Work to be completed.
Repeat every line below exactly as it reads.

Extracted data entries
★ ★ ★ ★
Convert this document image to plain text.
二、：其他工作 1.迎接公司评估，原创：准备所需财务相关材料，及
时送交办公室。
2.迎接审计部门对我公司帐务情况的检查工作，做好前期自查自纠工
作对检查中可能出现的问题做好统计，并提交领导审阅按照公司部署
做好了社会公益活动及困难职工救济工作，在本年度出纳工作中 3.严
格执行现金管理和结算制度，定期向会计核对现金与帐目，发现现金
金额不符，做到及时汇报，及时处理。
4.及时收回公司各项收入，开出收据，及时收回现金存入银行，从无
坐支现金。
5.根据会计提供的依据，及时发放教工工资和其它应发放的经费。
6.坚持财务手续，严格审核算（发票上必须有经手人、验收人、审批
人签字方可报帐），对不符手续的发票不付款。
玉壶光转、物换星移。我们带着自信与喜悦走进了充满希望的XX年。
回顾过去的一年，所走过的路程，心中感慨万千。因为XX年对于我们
★ ★ ★ ★
Final result.
Convert this document image to plain text.
二、：其他工作 1.迎接公司评估，原创：准备所需财务相关材料，及
时送交办公室。
2.迎接审计部门对我公司帐务情况的检查工作，做好前期自查自纠工
作对检查中可能出现的问题做好统计，并提交领导审阅按照公司部署
做好了社会公益活动及困难职工救济工作，在本年度出纳工作中 3.严
格执行现金管理和结算制度，定期向会计核对现金与帐目，发现现金
金额不符，做到及时汇报，及时处理。
4.及时收回公司各项收入，开出收据，及时收回现金存入银行，从无
坐支现金。
5.根据会计提供的依据，及时发放教工工资和其它应发放的经费。
6.坚持财务手续，严格审核算（发票上必须有经手人、验收人、审批
人签字方可报帐），对不符手续的发票不付款。
玉壶光转、物换星移。我们带着自信与喜悦走进了充满希望的XX年。
回顾过去的一年，所走过的路程，心中感慨万千。因为XX年对于我们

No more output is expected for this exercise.